> [GOAL]:
Here are some records; quote them exactly, leaving out the pictures.

— START —

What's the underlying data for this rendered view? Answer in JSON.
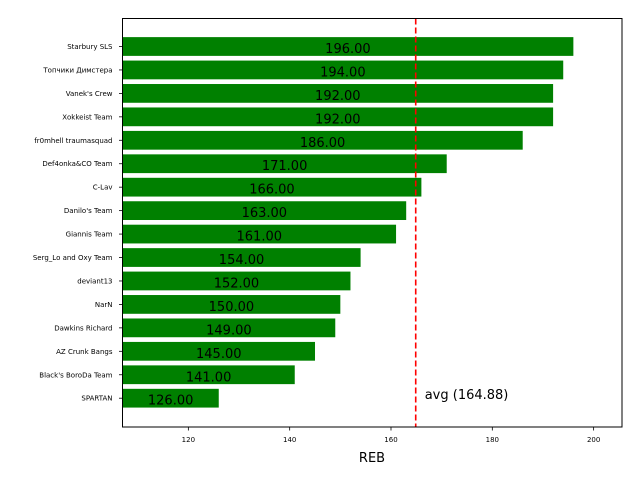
{
  "chart_data": {
    "type": "bar",
    "orientation": "horizontal",
    "title": "",
    "xlabel": "REB",
    "ylabel": "",
    "categories": [
      "Starbury SLS",
      "Топчики Димстера",
      "Vanek's Crew",
      "Xokkeist Team",
      "fr0mhell traumasquad",
      "Def4onka&CO Team",
      "C-Lav",
      "Danilo's Team",
      "Giannis Team",
      "Serg_Lo and Oxy Team",
      "deviant13",
      "NarN",
      "Dawkins Richard",
      "AZ Crunk Bangs",
      "Black's BoroDa Team",
      "SPARTAN"
    ],
    "values": [
      196,
      194,
      192,
      192,
      186,
      171,
      166,
      163,
      161,
      154,
      152,
      150,
      149,
      145,
      141,
      126
    ],
    "value_labels": [
      "196.00",
      "194.00",
      "192.00",
      "192.00",
      "186.00",
      "171.00",
      "166.00",
      "163.00",
      "161.00",
      "154.00",
      "152.00",
      "150.00",
      "149.00",
      "145.00",
      "141.00",
      "126.00"
    ],
    "xlim": [
      107.0,
      205.6
    ],
    "xticks": [
      120,
      140,
      160,
      180,
      200
    ],
    "grid": false,
    "legend": null,
    "bar_color": "#008000",
    "reference_line": {
      "value": 164.88,
      "label": "avg (164.88)",
      "style": "dashed",
      "color": "#ff0000"
    }
  }
}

— END —

> [SOLVED EXERCISE]:
What's the underlying data for this rendered view? Answer in JSON.
{
  "chart_data": {
    "type": "bar",
    "orientation": "horizontal",
    "title": "",
    "xlabel": "REB",
    "ylabel": "",
    "categories": [
      "Starbury SLS",
      "Топчики Димстера",
      "Vanek's Crew",
      "Xokkeist Team",
      "fr0mhell traumasquad",
      "Def4onka&CO Team",
      "C-Lav",
      "Danilo's Team",
      "Giannis Team",
      "Serg_Lo and Oxy Team",
      "deviant13",
      "NarN",
      "Dawkins Richard",
      "AZ Crunk Bangs",
      "Black's BoroDa Team",
      "SPARTAN"
    ],
    "values": [
      196,
      194,
      192,
      192,
      186,
      171,
      166,
      163,
      161,
      154,
      152,
      150,
      149,
      145,
      141,
      126
    ],
    "value_labels": [
      "196.00",
      "194.00",
      "192.00",
      "192.00",
      "186.00",
      "171.00",
      "166.00",
      "163.00",
      "161.00",
      "154.00",
      "152.00",
      "150.00",
      "149.00",
      "145.00",
      "141.00",
      "126.00"
    ],
    "xlim": [
      107.0,
      205.6
    ],
    "xticks": [
      120,
      140,
      160,
      180,
      200
    ],
    "grid": false,
    "legend": null,
    "bar_color": "#008000",
    "reference_line": {
      "value": 164.88,
      "label": "avg (164.88)",
      "style": "dashed",
      "color": "#ff0000"
    }
  }
}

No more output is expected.